Transcribe the records that follow exactly. Skip the pictures.

### Records for the exercise ###

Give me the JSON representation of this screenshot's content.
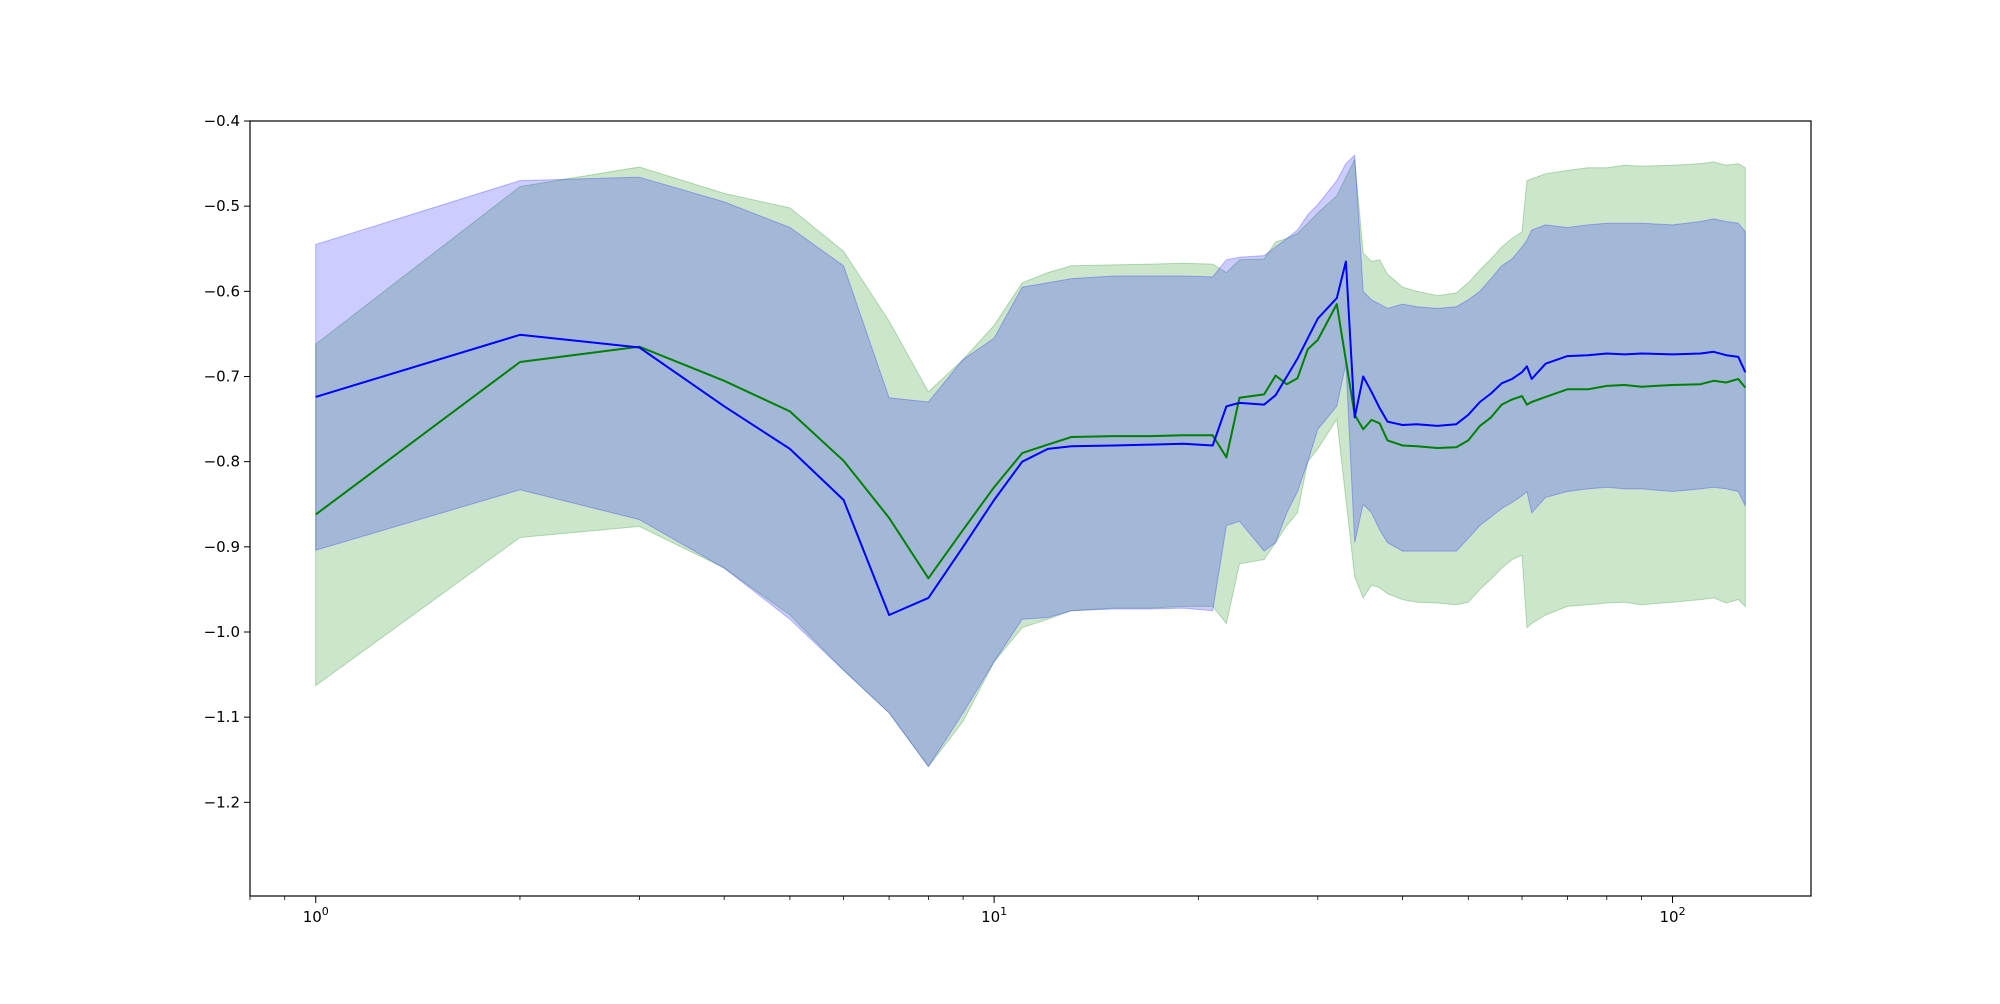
{
  "chart_data": {
    "type": "line",
    "title": "",
    "xlabel": "",
    "ylabel": "",
    "xscale": "log",
    "xlim": [
      0.8,
      160
    ],
    "ylim": [
      -1.31,
      -0.4
    ],
    "grid": false,
    "legend": "none",
    "yticks": [
      {
        "value": -0.4,
        "label": "−0.4"
      },
      {
        "value": -0.5,
        "label": "−0.5"
      },
      {
        "value": -0.6,
        "label": "−0.6"
      },
      {
        "value": -0.7,
        "label": "−0.7"
      },
      {
        "value": -0.8,
        "label": "−0.8"
      },
      {
        "value": -0.9,
        "label": "−0.9"
      },
      {
        "value": -1.0,
        "label": "−1.0"
      },
      {
        "value": -1.1,
        "label": "−1.1"
      },
      {
        "value": -1.2,
        "label": "−1.2"
      }
    ],
    "xticks": [
      {
        "value": 1,
        "base": "10",
        "exp": "0"
      },
      {
        "value": 10,
        "base": "10",
        "exp": "1"
      },
      {
        "value": 100,
        "base": "10",
        "exp": "2"
      }
    ],
    "series": [
      {
        "color": "#008000",
        "band_color": "#008000",
        "band_opacity": 0.2,
        "x": [
          1,
          2,
          3,
          4,
          5,
          6,
          7,
          8,
          9,
          10,
          11,
          12,
          13,
          15,
          17,
          19,
          21,
          22,
          23,
          25,
          26,
          27,
          28,
          29,
          30,
          32,
          34,
          35,
          36,
          37,
          38,
          40,
          42,
          45,
          48,
          50,
          52,
          54,
          56,
          58,
          60,
          61,
          62,
          65,
          70,
          75,
          80,
          85,
          90,
          100,
          110,
          115,
          120,
          125,
          128
        ],
        "mean": [
          -0.862,
          -0.683,
          -0.665,
          -0.705,
          -0.741,
          -0.799,
          -0.866,
          -0.937,
          -0.88,
          -0.83,
          -0.79,
          -0.78,
          -0.771,
          -0.77,
          -0.77,
          -0.769,
          -0.769,
          -0.795,
          -0.725,
          -0.721,
          -0.699,
          -0.709,
          -0.702,
          -0.668,
          -0.657,
          -0.615,
          -0.745,
          -0.762,
          -0.751,
          -0.755,
          -0.775,
          -0.781,
          -0.782,
          -0.784,
          -0.783,
          -0.775,
          -0.758,
          -0.748,
          -0.733,
          -0.727,
          -0.723,
          -0.733,
          -0.73,
          -0.724,
          -0.715,
          -0.715,
          -0.711,
          -0.71,
          -0.712,
          -0.71,
          -0.709,
          -0.705,
          -0.707,
          -0.703,
          -0.713
        ],
        "lower": [
          -1.063,
          -0.889,
          -0.876,
          -0.925,
          -0.98,
          -1.045,
          -1.095,
          -1.158,
          -1.105,
          -1.035,
          -0.995,
          -0.985,
          -0.975,
          -0.972,
          -0.972,
          -0.97,
          -0.97,
          -0.99,
          -0.92,
          -0.915,
          -0.895,
          -0.875,
          -0.86,
          -0.8,
          -0.785,
          -0.75,
          -0.935,
          -0.96,
          -0.945,
          -0.948,
          -0.955,
          -0.962,
          -0.965,
          -0.966,
          -0.968,
          -0.965,
          -0.95,
          -0.938,
          -0.925,
          -0.915,
          -0.91,
          -0.995,
          -0.99,
          -0.98,
          -0.97,
          -0.968,
          -0.966,
          -0.965,
          -0.968,
          -0.965,
          -0.962,
          -0.96,
          -0.966,
          -0.962,
          -0.97
        ],
        "upper": [
          -0.662,
          -0.477,
          -0.454,
          -0.485,
          -0.502,
          -0.553,
          -0.635,
          -0.718,
          -0.68,
          -0.64,
          -0.59,
          -0.578,
          -0.57,
          -0.569,
          -0.568,
          -0.567,
          -0.568,
          -0.578,
          -0.563,
          -0.562,
          -0.542,
          -0.538,
          -0.532,
          -0.52,
          -0.508,
          -0.488,
          -0.445,
          -0.555,
          -0.565,
          -0.563,
          -0.58,
          -0.595,
          -0.6,
          -0.605,
          -0.602,
          -0.59,
          -0.575,
          -0.562,
          -0.548,
          -0.538,
          -0.53,
          -0.47,
          -0.468,
          -0.462,
          -0.458,
          -0.455,
          -0.455,
          -0.452,
          -0.453,
          -0.452,
          -0.45,
          -0.448,
          -0.452,
          -0.45,
          -0.455
        ]
      },
      {
        "color": "#0000ff",
        "band_color": "#0000ff",
        "band_opacity": 0.2,
        "x": [
          1,
          2,
          3,
          4,
          5,
          6,
          7,
          8,
          9,
          10,
          11,
          12,
          13,
          15,
          17,
          19,
          21,
          22,
          23,
          25,
          26,
          27,
          28,
          29,
          30,
          32,
          33,
          34,
          35,
          36,
          37,
          38,
          40,
          42,
          45,
          48,
          50,
          52,
          54,
          56,
          58,
          60,
          61,
          62,
          65,
          70,
          75,
          80,
          85,
          90,
          100,
          110,
          115,
          120,
          125,
          128
        ],
        "mean": [
          -0.724,
          -0.651,
          -0.666,
          -0.735,
          -0.785,
          -0.845,
          -0.98,
          -0.96,
          -0.9,
          -0.845,
          -0.8,
          -0.785,
          -0.782,
          -0.781,
          -0.78,
          -0.779,
          -0.781,
          -0.735,
          -0.731,
          -0.733,
          -0.722,
          -0.7,
          -0.679,
          -0.655,
          -0.632,
          -0.608,
          -0.565,
          -0.748,
          -0.7,
          -0.718,
          -0.737,
          -0.753,
          -0.757,
          -0.756,
          -0.758,
          -0.756,
          -0.745,
          -0.73,
          -0.72,
          -0.708,
          -0.703,
          -0.695,
          -0.688,
          -0.703,
          -0.685,
          -0.676,
          -0.675,
          -0.673,
          -0.674,
          -0.673,
          -0.674,
          -0.673,
          -0.671,
          -0.675,
          -0.677,
          -0.695
        ],
        "lower": [
          -0.904,
          -0.833,
          -0.868,
          -0.925,
          -0.985,
          -1.045,
          -1.095,
          -1.158,
          -1.095,
          -1.035,
          -0.985,
          -0.983,
          -0.975,
          -0.973,
          -0.973,
          -0.972,
          -0.975,
          -0.875,
          -0.87,
          -0.905,
          -0.895,
          -0.86,
          -0.835,
          -0.8,
          -0.762,
          -0.735,
          -0.685,
          -0.895,
          -0.85,
          -0.86,
          -0.88,
          -0.895,
          -0.905,
          -0.905,
          -0.905,
          -0.905,
          -0.89,
          -0.875,
          -0.865,
          -0.855,
          -0.848,
          -0.84,
          -0.835,
          -0.86,
          -0.842,
          -0.835,
          -0.832,
          -0.83,
          -0.832,
          -0.832,
          -0.835,
          -0.832,
          -0.83,
          -0.832,
          -0.835,
          -0.852
        ],
        "upper": [
          -0.545,
          -0.47,
          -0.466,
          -0.495,
          -0.525,
          -0.57,
          -0.725,
          -0.73,
          -0.68,
          -0.655,
          -0.595,
          -0.59,
          -0.585,
          -0.582,
          -0.582,
          -0.582,
          -0.583,
          -0.563,
          -0.56,
          -0.558,
          -0.548,
          -0.538,
          -0.528,
          -0.51,
          -0.498,
          -0.47,
          -0.45,
          -0.44,
          -0.6,
          -0.61,
          -0.615,
          -0.62,
          -0.615,
          -0.618,
          -0.62,
          -0.618,
          -0.61,
          -0.6,
          -0.585,
          -0.57,
          -0.562,
          -0.548,
          -0.54,
          -0.528,
          -0.522,
          -0.525,
          -0.522,
          -0.52,
          -0.52,
          -0.52,
          -0.522,
          -0.518,
          -0.515,
          -0.518,
          -0.52,
          -0.53
        ]
      }
    ]
  }
}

###

Complete response -
Give me the JSON representation of this screenshot's content.
{
  "chart_data": {
    "type": "line",
    "title": "",
    "xlabel": "",
    "ylabel": "",
    "xscale": "log",
    "xlim": [
      0.8,
      160
    ],
    "ylim": [
      -1.31,
      -0.4
    ],
    "grid": false,
    "legend": "none",
    "yticks": [
      {
        "value": -0.4,
        "label": "−0.4"
      },
      {
        "value": -0.5,
        "label": "−0.5"
      },
      {
        "value": -0.6,
        "label": "−0.6"
      },
      {
        "value": -0.7,
        "label": "−0.7"
      },
      {
        "value": -0.8,
        "label": "−0.8"
      },
      {
        "value": -0.9,
        "label": "−0.9"
      },
      {
        "value": -1.0,
        "label": "−1.0"
      },
      {
        "value": -1.1,
        "label": "−1.1"
      },
      {
        "value": -1.2,
        "label": "−1.2"
      }
    ],
    "xticks": [
      {
        "value": 1,
        "base": "10",
        "exp": "0"
      },
      {
        "value": 10,
        "base": "10",
        "exp": "1"
      },
      {
        "value": 100,
        "base": "10",
        "exp": "2"
      }
    ],
    "series": [
      {
        "color": "#008000",
        "band_color": "#008000",
        "band_opacity": 0.2,
        "x": [
          1,
          2,
          3,
          4,
          5,
          6,
          7,
          8,
          9,
          10,
          11,
          12,
          13,
          15,
          17,
          19,
          21,
          22,
          23,
          25,
          26,
          27,
          28,
          29,
          30,
          32,
          34,
          35,
          36,
          37,
          38,
          40,
          42,
          45,
          48,
          50,
          52,
          54,
          56,
          58,
          60,
          61,
          62,
          65,
          70,
          75,
          80,
          85,
          90,
          100,
          110,
          115,
          120,
          125,
          128
        ],
        "mean": [
          -0.862,
          -0.683,
          -0.665,
          -0.705,
          -0.741,
          -0.799,
          -0.866,
          -0.937,
          -0.88,
          -0.83,
          -0.79,
          -0.78,
          -0.771,
          -0.77,
          -0.77,
          -0.769,
          -0.769,
          -0.795,
          -0.725,
          -0.721,
          -0.699,
          -0.709,
          -0.702,
          -0.668,
          -0.657,
          -0.615,
          -0.745,
          -0.762,
          -0.751,
          -0.755,
          -0.775,
          -0.781,
          -0.782,
          -0.784,
          -0.783,
          -0.775,
          -0.758,
          -0.748,
          -0.733,
          -0.727,
          -0.723,
          -0.733,
          -0.73,
          -0.724,
          -0.715,
          -0.715,
          -0.711,
          -0.71,
          -0.712,
          -0.71,
          -0.709,
          -0.705,
          -0.707,
          -0.703,
          -0.713
        ],
        "lower": [
          -1.063,
          -0.889,
          -0.876,
          -0.925,
          -0.98,
          -1.045,
          -1.095,
          -1.158,
          -1.105,
          -1.035,
          -0.995,
          -0.985,
          -0.975,
          -0.972,
          -0.972,
          -0.97,
          -0.97,
          -0.99,
          -0.92,
          -0.915,
          -0.895,
          -0.875,
          -0.86,
          -0.8,
          -0.785,
          -0.75,
          -0.935,
          -0.96,
          -0.945,
          -0.948,
          -0.955,
          -0.962,
          -0.965,
          -0.966,
          -0.968,
          -0.965,
          -0.95,
          -0.938,
          -0.925,
          -0.915,
          -0.91,
          -0.995,
          -0.99,
          -0.98,
          -0.97,
          -0.968,
          -0.966,
          -0.965,
          -0.968,
          -0.965,
          -0.962,
          -0.96,
          -0.966,
          -0.962,
          -0.97
        ],
        "upper": [
          -0.662,
          -0.477,
          -0.454,
          -0.485,
          -0.502,
          -0.553,
          -0.635,
          -0.718,
          -0.68,
          -0.64,
          -0.59,
          -0.578,
          -0.57,
          -0.569,
          -0.568,
          -0.567,
          -0.568,
          -0.578,
          -0.563,
          -0.562,
          -0.542,
          -0.538,
          -0.532,
          -0.52,
          -0.508,
          -0.488,
          -0.445,
          -0.555,
          -0.565,
          -0.563,
          -0.58,
          -0.595,
          -0.6,
          -0.605,
          -0.602,
          -0.59,
          -0.575,
          -0.562,
          -0.548,
          -0.538,
          -0.53,
          -0.47,
          -0.468,
          -0.462,
          -0.458,
          -0.455,
          -0.455,
          -0.452,
          -0.453,
          -0.452,
          -0.45,
          -0.448,
          -0.452,
          -0.45,
          -0.455
        ]
      },
      {
        "color": "#0000ff",
        "band_color": "#0000ff",
        "band_opacity": 0.2,
        "x": [
          1,
          2,
          3,
          4,
          5,
          6,
          7,
          8,
          9,
          10,
          11,
          12,
          13,
          15,
          17,
          19,
          21,
          22,
          23,
          25,
          26,
          27,
          28,
          29,
          30,
          32,
          33,
          34,
          35,
          36,
          37,
          38,
          40,
          42,
          45,
          48,
          50,
          52,
          54,
          56,
          58,
          60,
          61,
          62,
          65,
          70,
          75,
          80,
          85,
          90,
          100,
          110,
          115,
          120,
          125,
          128
        ],
        "mean": [
          -0.724,
          -0.651,
          -0.666,
          -0.735,
          -0.785,
          -0.845,
          -0.98,
          -0.96,
          -0.9,
          -0.845,
          -0.8,
          -0.785,
          -0.782,
          -0.781,
          -0.78,
          -0.779,
          -0.781,
          -0.735,
          -0.731,
          -0.733,
          -0.722,
          -0.7,
          -0.679,
          -0.655,
          -0.632,
          -0.608,
          -0.565,
          -0.748,
          -0.7,
          -0.718,
          -0.737,
          -0.753,
          -0.757,
          -0.756,
          -0.758,
          -0.756,
          -0.745,
          -0.73,
          -0.72,
          -0.708,
          -0.703,
          -0.695,
          -0.688,
          -0.703,
          -0.685,
          -0.676,
          -0.675,
          -0.673,
          -0.674,
          -0.673,
          -0.674,
          -0.673,
          -0.671,
          -0.675,
          -0.677,
          -0.695
        ],
        "lower": [
          -0.904,
          -0.833,
          -0.868,
          -0.925,
          -0.985,
          -1.045,
          -1.095,
          -1.158,
          -1.095,
          -1.035,
          -0.985,
          -0.983,
          -0.975,
          -0.973,
          -0.973,
          -0.972,
          -0.975,
          -0.875,
          -0.87,
          -0.905,
          -0.895,
          -0.86,
          -0.835,
          -0.8,
          -0.762,
          -0.735,
          -0.685,
          -0.895,
          -0.85,
          -0.86,
          -0.88,
          -0.895,
          -0.905,
          -0.905,
          -0.905,
          -0.905,
          -0.89,
          -0.875,
          -0.865,
          -0.855,
          -0.848,
          -0.84,
          -0.835,
          -0.86,
          -0.842,
          -0.835,
          -0.832,
          -0.83,
          -0.832,
          -0.832,
          -0.835,
          -0.832,
          -0.83,
          -0.832,
          -0.835,
          -0.852
        ],
        "upper": [
          -0.545,
          -0.47,
          -0.466,
          -0.495,
          -0.525,
          -0.57,
          -0.725,
          -0.73,
          -0.68,
          -0.655,
          -0.595,
          -0.59,
          -0.585,
          -0.582,
          -0.582,
          -0.582,
          -0.583,
          -0.563,
          -0.56,
          -0.558,
          -0.548,
          -0.538,
          -0.528,
          -0.51,
          -0.498,
          -0.47,
          -0.45,
          -0.44,
          -0.6,
          -0.61,
          -0.615,
          -0.62,
          -0.615,
          -0.618,
          -0.62,
          -0.618,
          -0.61,
          -0.6,
          -0.585,
          -0.57,
          -0.562,
          -0.548,
          -0.54,
          -0.528,
          -0.522,
          -0.525,
          -0.522,
          -0.52,
          -0.52,
          -0.52,
          -0.522,
          -0.518,
          -0.515,
          -0.518,
          -0.52,
          -0.53
        ]
      }
    ]
  }
}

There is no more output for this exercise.